▶ [TRECHO SELECIONADO]:
·····
IV - atendimento em creche e pré-escola às crianças de zero a seis anos de

idade;

V - acesso aos níveis mais elevados do ensino, da pesquisa e da criação artística, segundo a capacidade de cada um;

VI - oferta de ensino noturno regular, adequado às condições do adolescente trabalhador;

VII - atendimento no ensino fundamental, através de programas suplementares de material didático-escolar, transporte, alimentação e assistência à saúde.

§ 1º O acesso ao ensino obrigatório e gratuito é direito público subjetivo.

§ 2º O não oferecimento do ensino obrigatório pelo poder público ou sua oferta irregular importa responsabilidade da autoridade competente.

§ 3º Compete ao poder público recensear os educandos no ensino fundamental, fazer-lhes a chamada e zelar, junto aos pais ou responsável, pela frequência à escola (BRASIL, 1988). (Grifos nossos).

Destaca-se que o referido artigo ainda não foi revisto e alterado em seu inciso IV, de acordo com a Emenda Constitucional n. 53/2006, de 19 de dezembro de 2006, que altera a CF/88, passando o atendimento em creche e pré-escola às crianças de zero a cinco anos de idade. Em virtude do princípio da supremacia da CF, no que esta legislação diverge do texto constitucional, fica implicitamente revogada. Veja-se que a educação infantil se

estende até os cinco anos, mas nunca além; e o ensino fundamental deve, obrigatoriamente, se iniciar aos seis anos de idade.

Entretanto não basta que o direito à educação esteja garantido em leis. Para que haja justiça social é necessário que a educação oferecida a todas as camadas sociais tenha qualidade. Por qualidade social entende-se aquela em que há garantia de direitos de cidadania e inclusão social, com a participação das pessoas na construção de uma sociedade mais justa e igualitária.
·····
▶ [DADOS DA FONTE]:
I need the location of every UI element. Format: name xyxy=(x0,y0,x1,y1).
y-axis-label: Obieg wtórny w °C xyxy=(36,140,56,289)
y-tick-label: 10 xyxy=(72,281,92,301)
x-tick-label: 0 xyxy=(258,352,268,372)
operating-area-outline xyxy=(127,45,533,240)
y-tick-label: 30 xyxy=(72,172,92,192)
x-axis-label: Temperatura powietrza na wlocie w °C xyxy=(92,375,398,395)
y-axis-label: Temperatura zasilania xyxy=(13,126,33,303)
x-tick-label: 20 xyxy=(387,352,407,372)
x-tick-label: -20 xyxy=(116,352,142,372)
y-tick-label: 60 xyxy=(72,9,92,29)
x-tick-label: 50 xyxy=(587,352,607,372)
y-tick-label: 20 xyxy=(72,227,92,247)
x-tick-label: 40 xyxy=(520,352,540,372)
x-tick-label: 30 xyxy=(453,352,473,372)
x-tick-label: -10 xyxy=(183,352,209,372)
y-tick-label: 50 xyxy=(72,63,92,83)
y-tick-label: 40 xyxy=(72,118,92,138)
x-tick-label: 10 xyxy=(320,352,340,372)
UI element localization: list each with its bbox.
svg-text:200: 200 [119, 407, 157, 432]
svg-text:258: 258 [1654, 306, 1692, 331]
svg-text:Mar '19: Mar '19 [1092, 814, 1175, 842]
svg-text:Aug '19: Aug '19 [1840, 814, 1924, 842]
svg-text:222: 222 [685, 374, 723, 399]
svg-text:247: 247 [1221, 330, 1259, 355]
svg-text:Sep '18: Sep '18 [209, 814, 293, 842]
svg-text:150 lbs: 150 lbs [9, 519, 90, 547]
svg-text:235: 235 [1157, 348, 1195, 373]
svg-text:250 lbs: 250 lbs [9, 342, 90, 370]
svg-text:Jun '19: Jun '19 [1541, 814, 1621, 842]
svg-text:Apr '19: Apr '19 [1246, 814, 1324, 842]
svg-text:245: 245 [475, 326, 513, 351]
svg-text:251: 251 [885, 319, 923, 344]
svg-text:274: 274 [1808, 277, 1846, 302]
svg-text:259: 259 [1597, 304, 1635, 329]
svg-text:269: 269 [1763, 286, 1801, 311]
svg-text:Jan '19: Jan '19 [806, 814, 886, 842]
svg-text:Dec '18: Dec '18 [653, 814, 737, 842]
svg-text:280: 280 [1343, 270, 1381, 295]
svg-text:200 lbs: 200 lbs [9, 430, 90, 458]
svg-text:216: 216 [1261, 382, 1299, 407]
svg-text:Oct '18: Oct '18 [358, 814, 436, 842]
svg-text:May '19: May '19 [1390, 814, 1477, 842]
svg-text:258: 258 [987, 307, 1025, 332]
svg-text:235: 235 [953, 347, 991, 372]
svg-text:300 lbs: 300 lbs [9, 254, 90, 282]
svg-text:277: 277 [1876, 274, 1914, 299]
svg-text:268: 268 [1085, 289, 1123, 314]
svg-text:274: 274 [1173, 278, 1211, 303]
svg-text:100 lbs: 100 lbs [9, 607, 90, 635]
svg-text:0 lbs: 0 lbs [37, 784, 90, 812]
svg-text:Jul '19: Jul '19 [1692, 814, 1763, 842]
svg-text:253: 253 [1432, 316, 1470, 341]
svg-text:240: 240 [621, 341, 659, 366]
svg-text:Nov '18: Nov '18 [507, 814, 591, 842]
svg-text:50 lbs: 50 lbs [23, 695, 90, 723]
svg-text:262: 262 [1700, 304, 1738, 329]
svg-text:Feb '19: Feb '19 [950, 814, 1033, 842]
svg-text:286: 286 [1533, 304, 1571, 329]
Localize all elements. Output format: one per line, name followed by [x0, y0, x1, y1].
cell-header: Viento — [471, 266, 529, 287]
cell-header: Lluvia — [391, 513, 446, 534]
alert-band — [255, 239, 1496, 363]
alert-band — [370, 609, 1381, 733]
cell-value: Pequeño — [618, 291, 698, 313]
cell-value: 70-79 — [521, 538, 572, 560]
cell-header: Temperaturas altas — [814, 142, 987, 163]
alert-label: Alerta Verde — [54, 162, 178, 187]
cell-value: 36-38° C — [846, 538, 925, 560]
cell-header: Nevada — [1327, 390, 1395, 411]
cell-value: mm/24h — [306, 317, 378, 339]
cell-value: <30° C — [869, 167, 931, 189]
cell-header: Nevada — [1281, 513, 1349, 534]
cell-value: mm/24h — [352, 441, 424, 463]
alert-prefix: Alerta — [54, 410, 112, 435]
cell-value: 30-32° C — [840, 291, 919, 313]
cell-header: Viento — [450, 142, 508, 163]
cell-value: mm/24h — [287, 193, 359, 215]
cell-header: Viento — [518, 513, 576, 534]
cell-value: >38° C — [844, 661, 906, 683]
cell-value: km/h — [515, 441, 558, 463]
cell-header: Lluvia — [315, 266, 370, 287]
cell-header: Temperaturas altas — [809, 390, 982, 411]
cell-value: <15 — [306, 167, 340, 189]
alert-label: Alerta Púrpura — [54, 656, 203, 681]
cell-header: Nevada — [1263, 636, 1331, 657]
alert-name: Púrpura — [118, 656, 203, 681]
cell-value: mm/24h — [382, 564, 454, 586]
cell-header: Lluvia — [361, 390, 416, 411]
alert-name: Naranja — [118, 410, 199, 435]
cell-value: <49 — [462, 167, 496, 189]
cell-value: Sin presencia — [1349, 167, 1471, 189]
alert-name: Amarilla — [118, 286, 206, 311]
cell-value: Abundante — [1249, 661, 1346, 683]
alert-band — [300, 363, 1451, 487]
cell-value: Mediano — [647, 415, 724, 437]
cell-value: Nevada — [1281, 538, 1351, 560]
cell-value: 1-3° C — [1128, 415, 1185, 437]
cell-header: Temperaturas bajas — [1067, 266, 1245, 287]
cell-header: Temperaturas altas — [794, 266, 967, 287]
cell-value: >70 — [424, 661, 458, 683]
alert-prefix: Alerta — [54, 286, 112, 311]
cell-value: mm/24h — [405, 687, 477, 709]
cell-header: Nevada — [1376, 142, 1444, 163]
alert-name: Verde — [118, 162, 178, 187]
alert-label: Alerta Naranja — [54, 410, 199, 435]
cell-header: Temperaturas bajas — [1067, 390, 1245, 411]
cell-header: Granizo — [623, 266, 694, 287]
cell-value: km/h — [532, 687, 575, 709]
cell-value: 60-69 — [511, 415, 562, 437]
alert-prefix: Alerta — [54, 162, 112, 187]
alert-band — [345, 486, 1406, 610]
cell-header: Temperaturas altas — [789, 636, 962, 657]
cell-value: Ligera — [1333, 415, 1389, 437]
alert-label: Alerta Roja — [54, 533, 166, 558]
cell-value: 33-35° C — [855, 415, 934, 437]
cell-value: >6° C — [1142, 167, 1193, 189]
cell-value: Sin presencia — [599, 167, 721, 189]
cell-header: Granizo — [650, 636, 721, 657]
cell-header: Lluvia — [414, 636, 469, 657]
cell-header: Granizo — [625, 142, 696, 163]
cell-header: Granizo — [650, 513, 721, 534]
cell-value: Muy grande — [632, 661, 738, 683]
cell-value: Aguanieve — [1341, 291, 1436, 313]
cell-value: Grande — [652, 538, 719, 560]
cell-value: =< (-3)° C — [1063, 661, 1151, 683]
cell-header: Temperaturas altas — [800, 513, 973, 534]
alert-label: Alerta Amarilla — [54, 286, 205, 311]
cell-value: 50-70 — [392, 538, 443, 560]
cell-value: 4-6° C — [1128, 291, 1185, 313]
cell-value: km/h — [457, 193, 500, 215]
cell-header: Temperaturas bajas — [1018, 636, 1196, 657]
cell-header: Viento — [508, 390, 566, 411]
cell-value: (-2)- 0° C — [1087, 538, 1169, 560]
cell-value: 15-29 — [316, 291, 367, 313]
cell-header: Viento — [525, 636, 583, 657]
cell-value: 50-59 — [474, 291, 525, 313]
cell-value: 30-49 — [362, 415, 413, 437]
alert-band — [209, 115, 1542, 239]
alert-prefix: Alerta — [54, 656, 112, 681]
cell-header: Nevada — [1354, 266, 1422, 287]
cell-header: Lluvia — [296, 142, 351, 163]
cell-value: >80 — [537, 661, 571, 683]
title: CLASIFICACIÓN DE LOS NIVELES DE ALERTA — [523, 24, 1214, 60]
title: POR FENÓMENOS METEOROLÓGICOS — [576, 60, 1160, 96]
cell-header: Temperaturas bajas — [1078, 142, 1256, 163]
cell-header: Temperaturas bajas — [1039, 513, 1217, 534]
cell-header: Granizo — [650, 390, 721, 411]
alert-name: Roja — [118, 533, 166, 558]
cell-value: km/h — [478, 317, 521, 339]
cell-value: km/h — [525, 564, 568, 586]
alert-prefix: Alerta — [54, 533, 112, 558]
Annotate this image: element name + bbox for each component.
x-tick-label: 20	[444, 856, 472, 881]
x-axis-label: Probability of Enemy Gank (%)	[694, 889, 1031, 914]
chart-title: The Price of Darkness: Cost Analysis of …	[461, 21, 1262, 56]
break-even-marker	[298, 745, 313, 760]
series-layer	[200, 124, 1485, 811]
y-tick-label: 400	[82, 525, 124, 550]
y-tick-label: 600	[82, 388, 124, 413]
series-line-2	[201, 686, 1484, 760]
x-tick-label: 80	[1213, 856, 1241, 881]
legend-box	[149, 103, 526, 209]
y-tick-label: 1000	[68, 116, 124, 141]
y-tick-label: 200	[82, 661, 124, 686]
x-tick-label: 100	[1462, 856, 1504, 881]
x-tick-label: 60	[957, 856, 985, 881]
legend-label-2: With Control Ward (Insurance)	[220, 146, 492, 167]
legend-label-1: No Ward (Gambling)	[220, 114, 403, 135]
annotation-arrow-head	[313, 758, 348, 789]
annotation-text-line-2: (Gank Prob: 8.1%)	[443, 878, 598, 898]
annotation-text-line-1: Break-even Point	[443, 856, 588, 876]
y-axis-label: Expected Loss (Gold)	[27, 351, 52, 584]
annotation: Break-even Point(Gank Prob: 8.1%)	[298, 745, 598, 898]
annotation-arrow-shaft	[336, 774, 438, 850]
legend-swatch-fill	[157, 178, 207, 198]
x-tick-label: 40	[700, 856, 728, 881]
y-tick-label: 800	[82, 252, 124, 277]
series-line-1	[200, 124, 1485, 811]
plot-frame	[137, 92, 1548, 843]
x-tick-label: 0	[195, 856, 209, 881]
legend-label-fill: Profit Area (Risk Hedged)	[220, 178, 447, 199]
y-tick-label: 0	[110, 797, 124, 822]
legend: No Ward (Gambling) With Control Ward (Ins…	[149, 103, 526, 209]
·····
▶ [O QUE FAZER]:
1/ Transcreva do trecho sobre o direito à educação a parte que começa em "V - acesso aos" e vai até "assistência à saúde.", inclusive.
2/ De acordo com o trecho sobre o direito à educação, qual emenda constitucional estabeleceu o atendimento em creche e pré-escola às crianças de zero a cinco anos de idade?

▶ [RESPOSTAS POR TAREFA]:
1/
V - acesso aos níveis mais elevados do ensino, da pesquisa e da criação artística, segundo a capacidade de cada um;

VI - oferta de ensino noturno regular, adequado às condições do adolescente trabalhador;

VII - atendimento no ensino fundamental, através de programas suplementares de material didático-escolar, transporte, alimentação e assistência à saúde.

2/ A Emenda Constitucional n. 53/2006, de 19 de dezembro de 2006.